**Directions**
Present each line of the entries below that holds the word "title".
## START Extracted information
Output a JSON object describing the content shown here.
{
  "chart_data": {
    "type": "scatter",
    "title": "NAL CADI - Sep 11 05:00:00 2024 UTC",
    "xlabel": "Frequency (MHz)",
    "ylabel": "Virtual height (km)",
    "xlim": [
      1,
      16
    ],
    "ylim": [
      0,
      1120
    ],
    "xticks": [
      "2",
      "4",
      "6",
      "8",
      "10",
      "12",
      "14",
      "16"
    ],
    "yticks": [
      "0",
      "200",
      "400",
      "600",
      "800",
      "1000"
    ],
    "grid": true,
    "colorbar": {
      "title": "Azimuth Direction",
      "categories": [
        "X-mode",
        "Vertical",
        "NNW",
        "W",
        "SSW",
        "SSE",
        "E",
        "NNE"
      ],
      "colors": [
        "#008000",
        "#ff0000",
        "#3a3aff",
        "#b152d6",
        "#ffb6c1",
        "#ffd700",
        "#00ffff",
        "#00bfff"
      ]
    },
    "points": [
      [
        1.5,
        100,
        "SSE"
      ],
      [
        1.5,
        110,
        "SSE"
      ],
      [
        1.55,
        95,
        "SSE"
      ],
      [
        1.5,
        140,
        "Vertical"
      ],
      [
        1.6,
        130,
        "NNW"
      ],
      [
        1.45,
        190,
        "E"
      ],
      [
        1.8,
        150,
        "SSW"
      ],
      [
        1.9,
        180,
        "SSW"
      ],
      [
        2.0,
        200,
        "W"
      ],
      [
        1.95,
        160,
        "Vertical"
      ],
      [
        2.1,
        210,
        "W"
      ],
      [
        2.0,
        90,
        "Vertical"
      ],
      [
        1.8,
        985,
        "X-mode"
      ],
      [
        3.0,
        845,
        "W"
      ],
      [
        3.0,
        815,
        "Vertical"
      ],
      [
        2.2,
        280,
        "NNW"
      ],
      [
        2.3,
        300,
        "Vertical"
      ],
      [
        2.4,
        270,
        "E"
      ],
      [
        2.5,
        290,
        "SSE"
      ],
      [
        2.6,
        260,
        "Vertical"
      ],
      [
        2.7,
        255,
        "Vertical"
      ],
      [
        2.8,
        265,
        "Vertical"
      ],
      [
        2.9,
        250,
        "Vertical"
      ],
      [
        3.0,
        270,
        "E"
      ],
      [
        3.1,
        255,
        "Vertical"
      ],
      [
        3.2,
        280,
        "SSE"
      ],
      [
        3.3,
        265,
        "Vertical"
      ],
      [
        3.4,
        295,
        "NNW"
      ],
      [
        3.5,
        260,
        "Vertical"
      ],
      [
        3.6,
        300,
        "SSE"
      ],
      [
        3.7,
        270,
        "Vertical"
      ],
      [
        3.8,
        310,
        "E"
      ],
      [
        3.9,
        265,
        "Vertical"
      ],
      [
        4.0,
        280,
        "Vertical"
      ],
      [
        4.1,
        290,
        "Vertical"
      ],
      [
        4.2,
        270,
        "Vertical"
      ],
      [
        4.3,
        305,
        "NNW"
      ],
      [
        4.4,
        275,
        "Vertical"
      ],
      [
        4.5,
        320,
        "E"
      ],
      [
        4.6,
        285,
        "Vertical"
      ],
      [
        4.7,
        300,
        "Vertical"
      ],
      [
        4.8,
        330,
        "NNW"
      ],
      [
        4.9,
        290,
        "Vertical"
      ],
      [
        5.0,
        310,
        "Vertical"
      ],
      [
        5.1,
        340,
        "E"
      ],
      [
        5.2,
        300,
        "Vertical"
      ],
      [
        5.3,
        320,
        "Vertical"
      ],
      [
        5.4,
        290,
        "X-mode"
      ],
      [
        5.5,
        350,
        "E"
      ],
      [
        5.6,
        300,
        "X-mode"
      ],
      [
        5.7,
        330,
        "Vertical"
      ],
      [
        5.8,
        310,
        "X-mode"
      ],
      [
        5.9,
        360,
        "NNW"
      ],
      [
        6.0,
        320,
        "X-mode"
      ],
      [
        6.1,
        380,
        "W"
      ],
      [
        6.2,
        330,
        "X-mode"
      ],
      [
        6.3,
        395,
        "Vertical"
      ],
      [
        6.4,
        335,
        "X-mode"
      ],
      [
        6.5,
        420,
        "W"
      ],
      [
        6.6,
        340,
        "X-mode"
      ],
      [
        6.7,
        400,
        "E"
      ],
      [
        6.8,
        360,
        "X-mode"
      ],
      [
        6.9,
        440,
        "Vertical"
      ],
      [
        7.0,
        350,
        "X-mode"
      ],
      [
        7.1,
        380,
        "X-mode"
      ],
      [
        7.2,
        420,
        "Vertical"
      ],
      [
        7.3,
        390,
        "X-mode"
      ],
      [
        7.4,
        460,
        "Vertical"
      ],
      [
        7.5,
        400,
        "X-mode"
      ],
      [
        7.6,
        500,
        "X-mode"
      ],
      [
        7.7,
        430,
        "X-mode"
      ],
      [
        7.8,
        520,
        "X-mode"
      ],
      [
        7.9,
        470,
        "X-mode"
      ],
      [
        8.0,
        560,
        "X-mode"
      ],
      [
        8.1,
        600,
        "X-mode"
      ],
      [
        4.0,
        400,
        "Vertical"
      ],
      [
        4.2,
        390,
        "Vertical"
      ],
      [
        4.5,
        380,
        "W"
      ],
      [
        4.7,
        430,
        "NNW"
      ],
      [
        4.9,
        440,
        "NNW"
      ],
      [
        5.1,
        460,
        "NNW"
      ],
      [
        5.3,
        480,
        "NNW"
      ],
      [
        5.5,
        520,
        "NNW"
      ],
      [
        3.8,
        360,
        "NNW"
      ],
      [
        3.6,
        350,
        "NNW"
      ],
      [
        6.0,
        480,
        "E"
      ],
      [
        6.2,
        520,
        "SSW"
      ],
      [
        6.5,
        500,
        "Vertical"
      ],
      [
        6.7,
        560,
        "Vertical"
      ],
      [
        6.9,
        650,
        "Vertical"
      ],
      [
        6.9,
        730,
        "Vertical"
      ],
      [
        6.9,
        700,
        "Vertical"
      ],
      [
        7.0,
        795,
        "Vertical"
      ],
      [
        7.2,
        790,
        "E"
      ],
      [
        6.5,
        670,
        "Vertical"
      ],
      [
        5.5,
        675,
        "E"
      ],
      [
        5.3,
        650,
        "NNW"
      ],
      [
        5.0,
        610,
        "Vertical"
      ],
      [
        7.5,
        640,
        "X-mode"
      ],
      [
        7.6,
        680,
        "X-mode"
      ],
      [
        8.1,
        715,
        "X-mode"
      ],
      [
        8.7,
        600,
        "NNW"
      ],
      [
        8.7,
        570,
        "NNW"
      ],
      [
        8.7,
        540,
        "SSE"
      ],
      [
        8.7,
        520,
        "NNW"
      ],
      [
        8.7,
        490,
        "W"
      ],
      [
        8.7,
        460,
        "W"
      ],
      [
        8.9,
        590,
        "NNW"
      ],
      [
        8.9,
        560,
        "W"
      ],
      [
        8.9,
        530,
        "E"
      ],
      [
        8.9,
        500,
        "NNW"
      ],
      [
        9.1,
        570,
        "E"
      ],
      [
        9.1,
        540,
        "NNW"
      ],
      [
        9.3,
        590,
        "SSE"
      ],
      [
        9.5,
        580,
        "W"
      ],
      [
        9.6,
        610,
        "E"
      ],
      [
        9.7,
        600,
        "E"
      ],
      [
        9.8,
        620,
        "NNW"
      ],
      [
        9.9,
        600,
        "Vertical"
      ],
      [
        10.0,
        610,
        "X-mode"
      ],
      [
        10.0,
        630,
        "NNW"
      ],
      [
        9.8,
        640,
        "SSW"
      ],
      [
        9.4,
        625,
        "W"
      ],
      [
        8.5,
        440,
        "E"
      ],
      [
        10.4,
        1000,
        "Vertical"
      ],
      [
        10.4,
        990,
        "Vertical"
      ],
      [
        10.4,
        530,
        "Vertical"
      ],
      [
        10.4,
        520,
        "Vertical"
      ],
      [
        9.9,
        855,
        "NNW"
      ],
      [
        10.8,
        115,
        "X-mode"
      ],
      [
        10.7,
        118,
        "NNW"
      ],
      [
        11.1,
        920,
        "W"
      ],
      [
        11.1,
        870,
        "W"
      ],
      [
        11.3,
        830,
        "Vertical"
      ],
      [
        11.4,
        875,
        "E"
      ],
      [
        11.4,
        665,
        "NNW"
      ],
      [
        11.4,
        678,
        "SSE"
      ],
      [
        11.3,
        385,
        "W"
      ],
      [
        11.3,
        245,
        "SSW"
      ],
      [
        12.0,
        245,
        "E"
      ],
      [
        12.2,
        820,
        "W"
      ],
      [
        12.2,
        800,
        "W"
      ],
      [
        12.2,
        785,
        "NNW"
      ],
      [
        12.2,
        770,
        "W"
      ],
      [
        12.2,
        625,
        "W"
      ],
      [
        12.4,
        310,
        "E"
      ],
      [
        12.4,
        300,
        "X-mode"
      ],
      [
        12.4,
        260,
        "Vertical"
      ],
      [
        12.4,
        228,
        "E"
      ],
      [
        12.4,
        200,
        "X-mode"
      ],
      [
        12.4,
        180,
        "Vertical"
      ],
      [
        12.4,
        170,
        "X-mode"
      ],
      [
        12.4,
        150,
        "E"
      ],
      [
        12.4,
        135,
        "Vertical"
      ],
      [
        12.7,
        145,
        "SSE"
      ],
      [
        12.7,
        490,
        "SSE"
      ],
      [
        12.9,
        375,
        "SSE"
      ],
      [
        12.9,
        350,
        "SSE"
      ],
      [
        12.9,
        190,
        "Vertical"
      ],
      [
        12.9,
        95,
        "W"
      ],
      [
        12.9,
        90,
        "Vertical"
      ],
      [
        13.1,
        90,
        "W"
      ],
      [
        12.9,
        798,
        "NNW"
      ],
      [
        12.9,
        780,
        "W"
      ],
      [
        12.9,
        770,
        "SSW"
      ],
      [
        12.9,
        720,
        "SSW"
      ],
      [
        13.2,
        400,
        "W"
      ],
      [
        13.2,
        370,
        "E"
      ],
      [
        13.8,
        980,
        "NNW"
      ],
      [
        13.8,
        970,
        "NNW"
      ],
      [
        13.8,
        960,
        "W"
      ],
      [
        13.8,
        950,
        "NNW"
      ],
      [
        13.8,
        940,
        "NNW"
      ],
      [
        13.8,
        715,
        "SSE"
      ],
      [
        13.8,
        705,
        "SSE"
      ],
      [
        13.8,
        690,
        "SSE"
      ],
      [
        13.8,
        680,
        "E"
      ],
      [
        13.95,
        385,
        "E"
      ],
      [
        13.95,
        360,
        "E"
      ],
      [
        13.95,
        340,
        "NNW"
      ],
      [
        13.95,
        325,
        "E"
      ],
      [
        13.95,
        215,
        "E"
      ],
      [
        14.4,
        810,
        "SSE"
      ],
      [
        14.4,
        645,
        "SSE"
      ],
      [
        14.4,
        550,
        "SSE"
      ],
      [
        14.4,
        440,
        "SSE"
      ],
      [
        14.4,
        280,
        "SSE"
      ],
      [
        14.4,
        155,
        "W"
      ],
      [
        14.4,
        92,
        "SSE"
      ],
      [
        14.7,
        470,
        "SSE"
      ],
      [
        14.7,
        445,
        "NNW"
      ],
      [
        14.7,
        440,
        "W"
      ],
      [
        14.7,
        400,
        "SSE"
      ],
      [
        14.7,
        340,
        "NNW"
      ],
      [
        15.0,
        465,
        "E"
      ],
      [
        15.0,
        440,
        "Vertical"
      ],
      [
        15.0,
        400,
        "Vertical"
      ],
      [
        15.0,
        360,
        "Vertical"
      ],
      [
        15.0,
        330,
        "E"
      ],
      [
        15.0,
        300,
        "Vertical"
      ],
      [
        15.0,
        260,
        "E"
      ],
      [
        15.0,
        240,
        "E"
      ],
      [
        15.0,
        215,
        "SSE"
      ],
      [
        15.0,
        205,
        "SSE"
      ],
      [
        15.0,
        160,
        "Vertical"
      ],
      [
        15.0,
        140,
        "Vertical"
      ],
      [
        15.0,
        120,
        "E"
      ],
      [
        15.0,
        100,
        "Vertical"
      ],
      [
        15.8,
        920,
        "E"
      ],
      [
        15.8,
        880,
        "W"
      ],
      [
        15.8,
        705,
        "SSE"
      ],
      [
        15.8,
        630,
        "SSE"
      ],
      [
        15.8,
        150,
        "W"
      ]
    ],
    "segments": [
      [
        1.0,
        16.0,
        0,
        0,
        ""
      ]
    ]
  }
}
## END Extracted information
**Correct output**
    "title": "NAL CADI - Sep 11 05:00:00 2024 UTC",
      "title": "Azimuth Direction",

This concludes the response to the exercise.